● TASK REQUIREMENTS
Transcribe the entries below exactly.

● Data entries

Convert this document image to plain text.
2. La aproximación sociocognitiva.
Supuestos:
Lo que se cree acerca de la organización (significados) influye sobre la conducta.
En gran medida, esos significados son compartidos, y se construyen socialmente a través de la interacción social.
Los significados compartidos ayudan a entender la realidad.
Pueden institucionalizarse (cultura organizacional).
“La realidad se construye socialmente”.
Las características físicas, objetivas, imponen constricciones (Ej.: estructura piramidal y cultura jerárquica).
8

● SOLVED EXERCISE
Convert this document image to plain text.
2. La aproximación sociocognitiva.
Supuestos:
Lo que se cree acerca de la organización (significados) influye sobre la conducta.
En gran medida, esos significados son compartidos, y se construyen socialmente a través de la interacción social.
Los significados compartidos ayudan a entender la realidad.
Pueden institucionalizarse (cultura organizacional).
“La realidad se construye socialmente”.
Las características físicas, objetivas, imponen constricciones (Ej.: estructura piramidal y cultura jerárquica).
8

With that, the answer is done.